The request - Find each line with the string "JSON" and report it.

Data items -
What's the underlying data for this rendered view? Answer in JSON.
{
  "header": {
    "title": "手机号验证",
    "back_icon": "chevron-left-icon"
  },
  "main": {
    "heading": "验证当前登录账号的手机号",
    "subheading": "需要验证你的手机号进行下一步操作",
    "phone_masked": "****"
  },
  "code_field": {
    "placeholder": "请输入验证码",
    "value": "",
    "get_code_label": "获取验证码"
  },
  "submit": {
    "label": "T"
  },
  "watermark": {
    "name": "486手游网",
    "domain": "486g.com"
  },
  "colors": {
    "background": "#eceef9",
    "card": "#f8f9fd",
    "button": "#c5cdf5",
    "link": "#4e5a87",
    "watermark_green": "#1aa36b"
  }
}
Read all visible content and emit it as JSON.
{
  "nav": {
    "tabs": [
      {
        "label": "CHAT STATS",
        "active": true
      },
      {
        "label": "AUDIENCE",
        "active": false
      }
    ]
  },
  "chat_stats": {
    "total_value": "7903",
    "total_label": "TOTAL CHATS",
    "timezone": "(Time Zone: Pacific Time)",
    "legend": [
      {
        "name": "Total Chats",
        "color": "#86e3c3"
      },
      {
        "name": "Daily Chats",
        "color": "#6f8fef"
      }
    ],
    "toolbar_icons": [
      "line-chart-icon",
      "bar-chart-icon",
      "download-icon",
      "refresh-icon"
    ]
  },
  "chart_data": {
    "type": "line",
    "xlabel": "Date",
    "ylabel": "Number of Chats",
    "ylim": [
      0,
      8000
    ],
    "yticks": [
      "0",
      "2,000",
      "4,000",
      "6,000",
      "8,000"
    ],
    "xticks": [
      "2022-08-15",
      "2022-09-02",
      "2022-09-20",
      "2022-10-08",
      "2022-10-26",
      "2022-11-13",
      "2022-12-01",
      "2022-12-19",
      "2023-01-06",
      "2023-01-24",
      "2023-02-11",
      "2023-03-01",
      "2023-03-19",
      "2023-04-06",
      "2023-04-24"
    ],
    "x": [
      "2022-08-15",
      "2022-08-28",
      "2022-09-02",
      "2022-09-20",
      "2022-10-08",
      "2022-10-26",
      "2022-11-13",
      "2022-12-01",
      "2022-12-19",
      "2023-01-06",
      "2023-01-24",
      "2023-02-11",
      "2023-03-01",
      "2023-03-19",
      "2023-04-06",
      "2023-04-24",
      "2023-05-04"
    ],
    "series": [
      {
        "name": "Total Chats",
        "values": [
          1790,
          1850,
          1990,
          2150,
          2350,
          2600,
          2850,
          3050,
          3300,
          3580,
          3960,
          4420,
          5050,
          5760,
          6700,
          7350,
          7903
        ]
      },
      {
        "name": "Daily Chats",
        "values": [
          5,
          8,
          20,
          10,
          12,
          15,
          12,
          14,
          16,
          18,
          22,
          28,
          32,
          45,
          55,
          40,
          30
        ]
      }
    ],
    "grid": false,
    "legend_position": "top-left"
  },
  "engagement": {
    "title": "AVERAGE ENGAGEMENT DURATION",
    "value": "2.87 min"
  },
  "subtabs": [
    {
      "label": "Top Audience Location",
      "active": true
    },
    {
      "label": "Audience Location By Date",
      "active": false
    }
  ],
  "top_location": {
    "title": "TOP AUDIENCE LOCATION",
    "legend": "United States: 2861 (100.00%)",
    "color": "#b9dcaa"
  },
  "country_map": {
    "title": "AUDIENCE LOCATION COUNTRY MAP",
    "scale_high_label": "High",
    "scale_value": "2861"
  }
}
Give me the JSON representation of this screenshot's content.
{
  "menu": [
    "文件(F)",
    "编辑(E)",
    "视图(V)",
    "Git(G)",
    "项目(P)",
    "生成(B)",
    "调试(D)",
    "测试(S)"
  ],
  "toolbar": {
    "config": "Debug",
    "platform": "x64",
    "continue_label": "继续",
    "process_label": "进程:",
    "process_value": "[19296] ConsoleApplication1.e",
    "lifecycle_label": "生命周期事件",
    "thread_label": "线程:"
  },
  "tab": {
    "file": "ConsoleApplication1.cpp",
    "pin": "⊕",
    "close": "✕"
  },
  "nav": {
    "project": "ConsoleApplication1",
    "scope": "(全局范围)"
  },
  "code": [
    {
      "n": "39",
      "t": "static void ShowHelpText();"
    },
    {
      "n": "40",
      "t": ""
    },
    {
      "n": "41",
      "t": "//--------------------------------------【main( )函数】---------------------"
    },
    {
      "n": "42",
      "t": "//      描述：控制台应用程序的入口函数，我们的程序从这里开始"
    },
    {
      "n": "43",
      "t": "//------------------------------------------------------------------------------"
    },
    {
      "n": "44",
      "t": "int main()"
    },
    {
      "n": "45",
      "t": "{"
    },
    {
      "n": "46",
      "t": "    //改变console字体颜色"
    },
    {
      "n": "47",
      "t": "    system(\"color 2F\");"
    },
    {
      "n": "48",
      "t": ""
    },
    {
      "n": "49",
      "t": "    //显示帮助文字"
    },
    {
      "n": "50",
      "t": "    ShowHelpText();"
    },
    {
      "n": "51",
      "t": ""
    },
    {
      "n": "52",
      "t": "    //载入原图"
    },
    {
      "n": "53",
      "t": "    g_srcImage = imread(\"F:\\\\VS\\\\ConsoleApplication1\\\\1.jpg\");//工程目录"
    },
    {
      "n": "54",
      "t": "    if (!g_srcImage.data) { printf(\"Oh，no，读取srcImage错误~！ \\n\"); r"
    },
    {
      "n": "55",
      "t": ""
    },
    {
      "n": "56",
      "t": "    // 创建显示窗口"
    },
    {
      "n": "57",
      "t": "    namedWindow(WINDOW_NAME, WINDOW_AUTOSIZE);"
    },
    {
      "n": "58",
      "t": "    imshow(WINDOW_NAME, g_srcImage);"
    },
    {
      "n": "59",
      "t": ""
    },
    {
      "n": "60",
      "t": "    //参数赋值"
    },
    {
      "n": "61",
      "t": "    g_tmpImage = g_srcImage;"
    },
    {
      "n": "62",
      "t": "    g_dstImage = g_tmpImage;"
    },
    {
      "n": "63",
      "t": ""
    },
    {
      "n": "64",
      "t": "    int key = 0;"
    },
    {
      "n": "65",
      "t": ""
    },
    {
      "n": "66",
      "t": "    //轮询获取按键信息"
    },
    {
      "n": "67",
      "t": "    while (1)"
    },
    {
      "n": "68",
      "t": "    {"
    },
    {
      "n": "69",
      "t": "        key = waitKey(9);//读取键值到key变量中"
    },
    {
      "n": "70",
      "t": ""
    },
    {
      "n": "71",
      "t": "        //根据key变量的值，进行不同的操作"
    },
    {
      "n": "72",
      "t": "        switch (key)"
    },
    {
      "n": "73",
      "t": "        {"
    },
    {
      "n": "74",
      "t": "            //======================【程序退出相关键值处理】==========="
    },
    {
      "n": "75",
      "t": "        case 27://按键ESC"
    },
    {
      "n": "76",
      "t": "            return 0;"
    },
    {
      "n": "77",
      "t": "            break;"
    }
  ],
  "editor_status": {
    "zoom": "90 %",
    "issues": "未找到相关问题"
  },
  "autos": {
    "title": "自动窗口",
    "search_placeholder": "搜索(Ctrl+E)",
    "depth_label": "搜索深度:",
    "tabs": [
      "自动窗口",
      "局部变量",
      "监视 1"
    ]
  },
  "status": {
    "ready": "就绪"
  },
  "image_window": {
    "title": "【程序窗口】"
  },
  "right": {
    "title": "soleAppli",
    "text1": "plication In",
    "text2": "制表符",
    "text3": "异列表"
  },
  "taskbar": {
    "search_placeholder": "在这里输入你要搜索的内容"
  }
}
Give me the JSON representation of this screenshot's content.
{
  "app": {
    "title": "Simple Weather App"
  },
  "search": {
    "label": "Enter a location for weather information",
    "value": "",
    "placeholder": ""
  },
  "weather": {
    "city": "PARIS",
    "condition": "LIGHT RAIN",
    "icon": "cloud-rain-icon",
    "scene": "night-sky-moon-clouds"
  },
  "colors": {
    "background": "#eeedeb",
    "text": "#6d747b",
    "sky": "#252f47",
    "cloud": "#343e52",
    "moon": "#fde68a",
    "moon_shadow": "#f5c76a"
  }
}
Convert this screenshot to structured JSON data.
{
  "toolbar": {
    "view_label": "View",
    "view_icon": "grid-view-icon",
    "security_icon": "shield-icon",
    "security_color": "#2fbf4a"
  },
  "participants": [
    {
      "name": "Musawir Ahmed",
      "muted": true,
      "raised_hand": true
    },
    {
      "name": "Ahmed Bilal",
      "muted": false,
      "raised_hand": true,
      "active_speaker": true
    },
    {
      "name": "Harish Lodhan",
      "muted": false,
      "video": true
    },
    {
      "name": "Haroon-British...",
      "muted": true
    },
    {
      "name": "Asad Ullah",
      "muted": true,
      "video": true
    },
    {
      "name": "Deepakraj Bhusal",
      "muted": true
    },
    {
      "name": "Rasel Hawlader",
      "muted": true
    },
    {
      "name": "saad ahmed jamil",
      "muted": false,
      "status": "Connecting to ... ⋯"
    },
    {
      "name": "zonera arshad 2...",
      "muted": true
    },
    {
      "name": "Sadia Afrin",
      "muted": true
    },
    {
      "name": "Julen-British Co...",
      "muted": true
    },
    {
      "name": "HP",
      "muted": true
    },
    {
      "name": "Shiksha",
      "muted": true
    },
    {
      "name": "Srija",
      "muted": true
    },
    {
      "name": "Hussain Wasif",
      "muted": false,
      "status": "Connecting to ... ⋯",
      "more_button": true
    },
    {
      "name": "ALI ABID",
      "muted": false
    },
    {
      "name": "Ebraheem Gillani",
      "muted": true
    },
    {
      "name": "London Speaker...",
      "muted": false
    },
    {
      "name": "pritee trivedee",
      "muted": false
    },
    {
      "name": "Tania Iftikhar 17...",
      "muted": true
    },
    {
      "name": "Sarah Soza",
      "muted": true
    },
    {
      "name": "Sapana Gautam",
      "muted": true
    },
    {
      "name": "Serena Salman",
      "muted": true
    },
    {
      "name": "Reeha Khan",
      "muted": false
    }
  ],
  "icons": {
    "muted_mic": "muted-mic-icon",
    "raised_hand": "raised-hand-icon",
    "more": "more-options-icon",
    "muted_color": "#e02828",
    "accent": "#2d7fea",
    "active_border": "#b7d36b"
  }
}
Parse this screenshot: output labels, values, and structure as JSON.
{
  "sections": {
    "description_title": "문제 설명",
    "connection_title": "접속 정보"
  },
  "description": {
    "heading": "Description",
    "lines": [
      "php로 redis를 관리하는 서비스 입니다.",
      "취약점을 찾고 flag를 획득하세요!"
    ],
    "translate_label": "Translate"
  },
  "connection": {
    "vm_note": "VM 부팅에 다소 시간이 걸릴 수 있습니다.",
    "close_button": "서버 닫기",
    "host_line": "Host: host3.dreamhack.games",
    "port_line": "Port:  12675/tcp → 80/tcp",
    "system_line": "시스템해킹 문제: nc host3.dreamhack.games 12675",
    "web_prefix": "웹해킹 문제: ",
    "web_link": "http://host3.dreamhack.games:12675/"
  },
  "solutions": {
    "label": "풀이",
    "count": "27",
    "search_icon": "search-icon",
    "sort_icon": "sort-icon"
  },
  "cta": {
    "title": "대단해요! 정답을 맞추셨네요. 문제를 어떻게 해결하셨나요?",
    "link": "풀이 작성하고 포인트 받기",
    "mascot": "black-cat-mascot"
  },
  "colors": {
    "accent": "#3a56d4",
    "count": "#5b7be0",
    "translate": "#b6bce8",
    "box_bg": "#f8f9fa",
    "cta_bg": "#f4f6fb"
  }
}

Task output -
What's the underlying data for this rendered view? Answer in JSON.
Read all visible content and emit it as JSON.
Give me the JSON representation of this screenshot's content.
Give me the JSON representation of this screenshot's content.
Convert this screenshot to structured JSON data.
Parse this screenshot: output labels, values, and structure as JSON.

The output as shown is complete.